- [What to produce]:
Make an exact copy of the lines below.

- [Data listing]:
———

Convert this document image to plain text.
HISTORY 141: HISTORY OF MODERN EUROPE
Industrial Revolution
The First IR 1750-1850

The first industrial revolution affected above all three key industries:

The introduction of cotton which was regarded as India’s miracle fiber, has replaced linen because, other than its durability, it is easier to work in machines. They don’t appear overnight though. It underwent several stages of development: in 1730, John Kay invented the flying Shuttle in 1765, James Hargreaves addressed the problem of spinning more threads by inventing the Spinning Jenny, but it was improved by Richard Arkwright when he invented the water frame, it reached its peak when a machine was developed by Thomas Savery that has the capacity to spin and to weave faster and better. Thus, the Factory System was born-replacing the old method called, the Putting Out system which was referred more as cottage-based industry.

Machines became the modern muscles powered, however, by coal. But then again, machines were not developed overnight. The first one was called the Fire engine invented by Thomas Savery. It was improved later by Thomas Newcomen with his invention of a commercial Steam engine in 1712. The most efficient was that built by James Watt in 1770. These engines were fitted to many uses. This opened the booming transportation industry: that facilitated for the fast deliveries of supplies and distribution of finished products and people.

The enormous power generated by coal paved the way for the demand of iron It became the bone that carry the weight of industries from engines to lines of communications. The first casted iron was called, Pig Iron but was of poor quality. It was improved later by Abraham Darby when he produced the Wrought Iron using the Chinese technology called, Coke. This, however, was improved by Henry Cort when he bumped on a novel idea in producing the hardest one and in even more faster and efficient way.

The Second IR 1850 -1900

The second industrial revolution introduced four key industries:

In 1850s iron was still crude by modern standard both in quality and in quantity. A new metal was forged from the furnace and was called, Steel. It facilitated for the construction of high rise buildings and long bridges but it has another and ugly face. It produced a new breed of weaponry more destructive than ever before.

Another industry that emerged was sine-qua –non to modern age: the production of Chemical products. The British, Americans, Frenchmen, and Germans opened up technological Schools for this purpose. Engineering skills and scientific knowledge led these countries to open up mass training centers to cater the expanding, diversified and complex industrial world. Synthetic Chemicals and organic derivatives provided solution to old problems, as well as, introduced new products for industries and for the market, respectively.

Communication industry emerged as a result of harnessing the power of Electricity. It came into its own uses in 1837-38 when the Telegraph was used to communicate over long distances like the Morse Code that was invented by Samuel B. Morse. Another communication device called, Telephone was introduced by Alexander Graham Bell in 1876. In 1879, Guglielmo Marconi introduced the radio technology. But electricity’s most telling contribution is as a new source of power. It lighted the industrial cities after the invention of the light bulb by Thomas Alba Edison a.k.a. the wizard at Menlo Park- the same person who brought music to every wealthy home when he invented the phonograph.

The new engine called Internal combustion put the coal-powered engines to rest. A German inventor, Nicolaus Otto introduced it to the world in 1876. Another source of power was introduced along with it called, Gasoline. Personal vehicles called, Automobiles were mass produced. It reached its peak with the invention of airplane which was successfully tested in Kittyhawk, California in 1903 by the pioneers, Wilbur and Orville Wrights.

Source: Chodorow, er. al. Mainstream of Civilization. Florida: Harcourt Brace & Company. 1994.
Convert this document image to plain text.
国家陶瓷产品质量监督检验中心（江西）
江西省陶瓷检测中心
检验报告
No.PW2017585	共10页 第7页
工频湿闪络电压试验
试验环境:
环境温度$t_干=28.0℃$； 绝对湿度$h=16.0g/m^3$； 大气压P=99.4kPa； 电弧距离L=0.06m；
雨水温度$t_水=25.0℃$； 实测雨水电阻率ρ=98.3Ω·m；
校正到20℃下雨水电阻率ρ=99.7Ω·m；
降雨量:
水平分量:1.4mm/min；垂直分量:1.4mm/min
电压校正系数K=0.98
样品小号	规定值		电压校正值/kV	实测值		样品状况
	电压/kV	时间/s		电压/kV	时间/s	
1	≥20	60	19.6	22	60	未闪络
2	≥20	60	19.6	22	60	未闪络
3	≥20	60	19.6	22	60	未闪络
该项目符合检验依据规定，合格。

———

- [Solved exercise]:
Convert this document image to plain text.
HISTORY 141: HISTORY OF MODERN EUROPE
Industrial Revolution
The First IR 1750-1850

The first industrial revolution affected above all three key industries:

The introduction of cotton which was regarded as India’s miracle fiber, has replaced linen because, other than its durability, it is easier to work in machines. They don’t appear overnight though. It underwent several stages of development: in 1730, John Kay invented the flying Shuttle in 1765, James Hargreaves addressed the problem of spinning more threads by inventing the Spinning Jenny, but it was improved by Richard Arkwright when he invented the water frame, it reached its peak when a machine was developed by Thomas Savery that has the capacity to spin and to weave faster and better. Thus, the Factory System was born-replacing the old method called, the Putting Out system which was referred more as cottage-based industry.

Machines became the modern muscles powered, however, by coal. But then again, machines were not developed overnight. The first one was called the Fire engine invented by Thomas Savery. It was improved later by Thomas Newcomen with his invention of a commercial Steam engine in 1712. The most efficient was that built by James Watt in 1770. These engines were fitted to many uses. This opened the booming transportation industry: that facilitated for the fast deliveries of supplies and distribution of finished products and people.

The enormous power generated by coal paved the way for the demand of iron It became the bone that carry the weight of industries from engines to lines of communications. The first casted iron was called, Pig Iron but was of poor quality. It was improved later by Abraham Darby when he produced the Wrought Iron using the Chinese technology called, Coke. This, however, was improved by Henry Cort when he bumped on a novel idea in producing the hardest one and in even more faster and efficient way.

The Second IR 1850 -1900

The second industrial revolution introduced four key industries:

In 1850s iron was still crude by modern standard both in quality and in quantity. A new metal was forged from the furnace and was called, Steel. It facilitated for the construction of high rise buildings and long bridges but it has another and ugly face. It produced a new breed of weaponry more destructive than ever before.

Another industry that emerged was sine-qua –non to modern age: the production of Chemical products. The British, Americans, Frenchmen, and Germans opened up technological Schools for this purpose. Engineering skills and scientific knowledge led these countries to open up mass training centers to cater the expanding, diversified and complex industrial world. Synthetic Chemicals and organic derivatives provided solution to old problems, as well as, introduced new products for industries and for the market, respectively.

Communication industry emerged as a result of harnessing the power of Electricity. It came into its own uses in 1837-38 when the Telegraph was used to communicate over long distances like the Morse Code that was invented by Samuel B. Morse. Another communication device called, Telephone was introduced by Alexander Graham Bell in 1876. In 1879, Guglielmo Marconi introduced the radio technology. But electricity’s most telling contribution is as a new source of power. It lighted the industrial cities after the invention of the light bulb by Thomas Alba Edison a.k.a. the wizard at Menlo Park- the same person who brought music to every wealthy home when he invented the phonograph.

The new engine called Internal combustion put the coal-powered engines to rest. A German inventor, Nicolaus Otto introduced it to the world in 1876. Another source of power was introduced along with it called, Gasoline. Personal vehicles called, Automobiles were mass produced. It reached its peak with the invention of airplane which was successfully tested in Kittyhawk, California in 1903 by the pioneers, Wilbur and Orville Wrights.

Source: Chodorow, er. al. Mainstream of Civilization. Florida: Harcourt Brace & Company. 1994.
Convert this document image to plain text.
国家陶瓷产品质量监督检验中心（江西）
江西省陶瓷检测中心
检验报告
No.PW2017585	共10页 第7页
工频湿闪络电压试验
试验环境:
环境温度$t_干=28.0℃$； 绝对湿度$h=16.0g/m^3$； 大气压P=99.4kPa； 电弧距离L=0.06m；
雨水温度$t_水=25.0℃$； 实测雨水电阻率ρ=98.3Ω·m；
校正到20℃下雨水电阻率ρ=99.7Ω·m；
降雨量:
水平分量:1.4mm/min；垂直分量:1.4mm/min
电压校正系数K=0.98
样品小号	规定值		电压校正值/kV	实测值		样品状况
	电压/kV	时间/s		电压/kV	时间/s	
1	≥20	60	19.6	22	60	未闪络
2	≥20	60	19.6	22	60	未闪络
3	≥20	60	19.6	22	60	未闪络
该项目符合检验依据规定，合格。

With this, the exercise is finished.